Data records
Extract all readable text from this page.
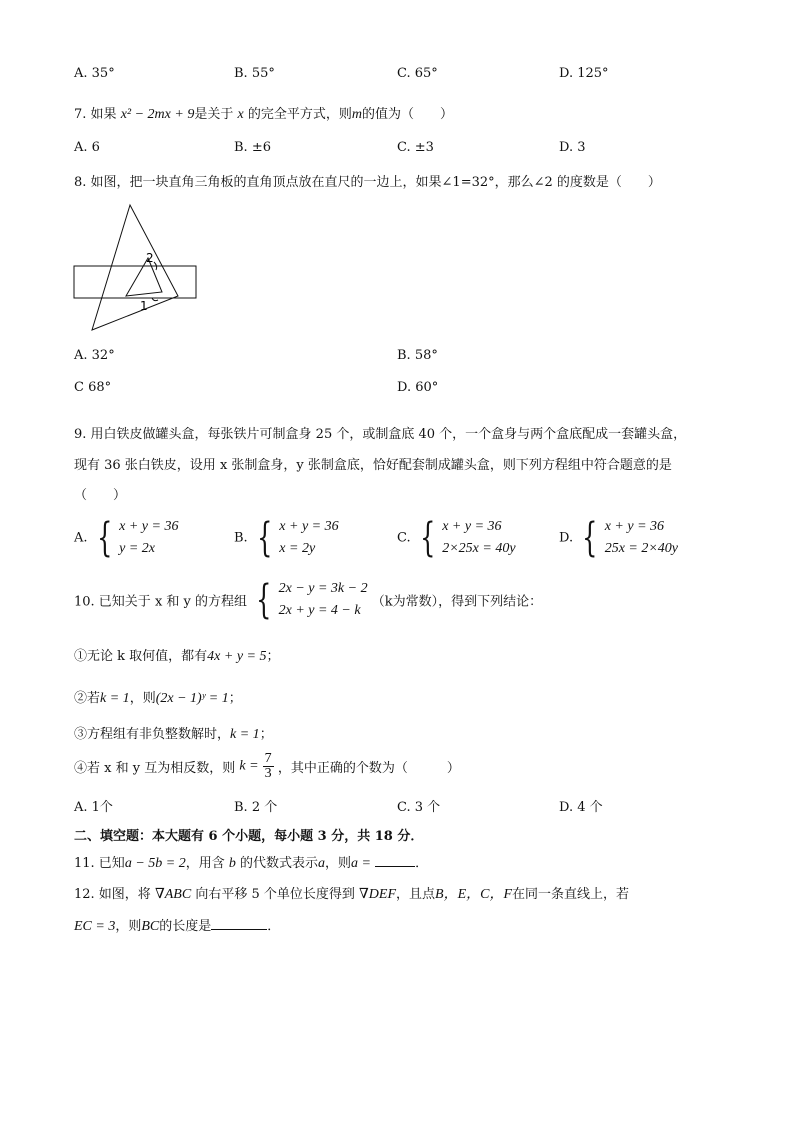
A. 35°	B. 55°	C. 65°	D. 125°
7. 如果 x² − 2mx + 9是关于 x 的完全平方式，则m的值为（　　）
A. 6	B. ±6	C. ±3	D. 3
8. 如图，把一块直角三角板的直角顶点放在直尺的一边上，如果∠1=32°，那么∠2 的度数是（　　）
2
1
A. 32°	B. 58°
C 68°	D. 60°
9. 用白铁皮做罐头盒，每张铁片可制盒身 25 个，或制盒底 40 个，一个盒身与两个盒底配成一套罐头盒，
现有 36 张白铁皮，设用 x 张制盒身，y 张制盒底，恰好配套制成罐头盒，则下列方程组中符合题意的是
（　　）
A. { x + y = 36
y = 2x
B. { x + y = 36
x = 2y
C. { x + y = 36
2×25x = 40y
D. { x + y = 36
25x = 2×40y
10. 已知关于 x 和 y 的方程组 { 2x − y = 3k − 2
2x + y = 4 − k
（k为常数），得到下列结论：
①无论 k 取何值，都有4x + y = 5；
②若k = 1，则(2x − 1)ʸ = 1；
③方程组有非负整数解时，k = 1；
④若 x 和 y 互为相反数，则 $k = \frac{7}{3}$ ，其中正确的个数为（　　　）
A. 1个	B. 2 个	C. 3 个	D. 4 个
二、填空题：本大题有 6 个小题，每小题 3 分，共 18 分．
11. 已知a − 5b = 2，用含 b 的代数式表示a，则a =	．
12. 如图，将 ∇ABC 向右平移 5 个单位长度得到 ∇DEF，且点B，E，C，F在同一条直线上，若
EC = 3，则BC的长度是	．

Task description
The records above should be reproduced exactly, with no pictures included.

Finished exercise
Extract all readable text from this page.
A. 35°	B. 55°	C. 65°	D. 125°
7. 如果 x² − 2mx + 9是关于 x 的完全平方式，则m的值为（　　）
A. 6	B. ±6	C. ±3	D. 3
8. 如图，把一块直角三角板的直角顶点放在直尺的一边上，如果∠1=32°，那么∠2 的度数是（　　）
2
1
A. 32°	B. 58°
C 68°	D. 60°
9. 用白铁皮做罐头盒，每张铁片可制盒身 25 个，或制盒底 40 个，一个盒身与两个盒底配成一套罐头盒，
现有 36 张白铁皮，设用 x 张制盒身，y 张制盒底，恰好配套制成罐头盒，则下列方程组中符合题意的是
（　　）
A. { x + y = 36
y = 2x
B. { x + y = 36
x = 2y
C. { x + y = 36
2×25x = 40y
D. { x + y = 36
25x = 2×40y
10. 已知关于 x 和 y 的方程组 { 2x − y = 3k − 2
2x + y = 4 − k
（k为常数），得到下列结论：
①无论 k 取何值，都有4x + y = 5；
②若k = 1，则(2x − 1)ʸ = 1；
③方程组有非负整数解时，k = 1；
④若 x 和 y 互为相反数，则 $k = \frac{7}{3}$ ，其中正确的个数为（　　　）
A. 1个	B. 2 个	C. 3 个	D. 4 个
二、填空题：本大题有 6 个小题，每小题 3 分，共 18 分．
11. 已知a − 5b = 2，用含 b 的代数式表示a，则a =	．
12. 如图，将 ∇ABC 向右平移 5 个单位长度得到 ∇DEF，且点B，E，C，F在同一条直线上，若
EC = 3，则BC的长度是	．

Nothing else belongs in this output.